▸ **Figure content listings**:
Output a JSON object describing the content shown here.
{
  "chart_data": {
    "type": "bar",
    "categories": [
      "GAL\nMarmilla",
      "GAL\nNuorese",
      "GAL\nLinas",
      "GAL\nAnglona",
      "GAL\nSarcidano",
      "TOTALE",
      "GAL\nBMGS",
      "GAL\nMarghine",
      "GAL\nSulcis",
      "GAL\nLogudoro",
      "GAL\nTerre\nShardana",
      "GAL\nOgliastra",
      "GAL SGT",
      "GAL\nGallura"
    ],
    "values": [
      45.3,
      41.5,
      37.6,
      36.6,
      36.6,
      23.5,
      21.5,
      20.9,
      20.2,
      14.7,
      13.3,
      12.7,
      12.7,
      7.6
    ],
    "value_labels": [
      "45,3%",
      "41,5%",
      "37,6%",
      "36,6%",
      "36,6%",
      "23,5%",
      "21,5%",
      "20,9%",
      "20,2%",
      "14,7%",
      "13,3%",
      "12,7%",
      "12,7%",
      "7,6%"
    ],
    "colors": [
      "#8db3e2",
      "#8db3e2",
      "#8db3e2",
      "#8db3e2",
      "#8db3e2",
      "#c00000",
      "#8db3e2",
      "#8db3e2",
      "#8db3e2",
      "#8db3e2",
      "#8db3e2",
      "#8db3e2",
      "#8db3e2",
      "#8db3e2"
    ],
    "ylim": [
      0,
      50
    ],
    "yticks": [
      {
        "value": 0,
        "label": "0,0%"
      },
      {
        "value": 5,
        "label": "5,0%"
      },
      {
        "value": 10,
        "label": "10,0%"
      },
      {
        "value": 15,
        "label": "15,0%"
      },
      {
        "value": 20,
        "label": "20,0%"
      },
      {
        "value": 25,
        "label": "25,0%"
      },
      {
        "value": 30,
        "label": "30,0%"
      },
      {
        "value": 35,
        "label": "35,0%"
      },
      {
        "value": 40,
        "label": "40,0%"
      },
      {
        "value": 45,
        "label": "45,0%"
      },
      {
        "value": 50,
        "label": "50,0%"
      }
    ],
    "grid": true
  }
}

▸ **Exercise brief**: Using the data above, repeat every line exactly.

▸ **Problem solution**:
Output a JSON object describing the content shown here.
{
  "chart_data": {
    "type": "bar",
    "categories": [
      "GAL\nMarmilla",
      "GAL\nNuorese",
      "GAL\nLinas",
      "GAL\nAnglona",
      "GAL\nSarcidano",
      "TOTALE",
      "GAL\nBMGS",
      "GAL\nMarghine",
      "GAL\nSulcis",
      "GAL\nLogudoro",
      "GAL\nTerre\nShardana",
      "GAL\nOgliastra",
      "GAL SGT",
      "GAL\nGallura"
    ],
    "values": [
      45.3,
      41.5,
      37.6,
      36.6,
      36.6,
      23.5,
      21.5,
      20.9,
      20.2,
      14.7,
      13.3,
      12.7,
      12.7,
      7.6
    ],
    "value_labels": [
      "45,3%",
      "41,5%",
      "37,6%",
      "36,6%",
      "36,6%",
      "23,5%",
      "21,5%",
      "20,9%",
      "20,2%",
      "14,7%",
      "13,3%",
      "12,7%",
      "12,7%",
      "7,6%"
    ],
    "colors": [
      "#8db3e2",
      "#8db3e2",
      "#8db3e2",
      "#8db3e2",
      "#8db3e2",
      "#c00000",
      "#8db3e2",
      "#8db3e2",
      "#8db3e2",
      "#8db3e2",
      "#8db3e2",
      "#8db3e2",
      "#8db3e2",
      "#8db3e2"
    ],
    "ylim": [
      0,
      50
    ],
    "yticks": [
      {
        "value": 0,
        "label": "0,0%"
      },
      {
        "value": 5,
        "label": "5,0%"
      },
      {
        "value": 10,
        "label": "10,0%"
      },
      {
        "value": 15,
        "label": "15,0%"
      },
      {
        "value": 20,
        "label": "20,0%"
      },
      {
        "value": 25,
        "label": "25,0%"
      },
      {
        "value": 30,
        "label": "30,0%"
      },
      {
        "value": 35,
        "label": "35,0%"
      },
      {
        "value": 40,
        "label": "40,0%"
      },
      {
        "value": 45,
        "label": "45,0%"
      },
      {
        "value": 50,
        "label": "50,0%"
      }
    ],
    "grid": true
  }
}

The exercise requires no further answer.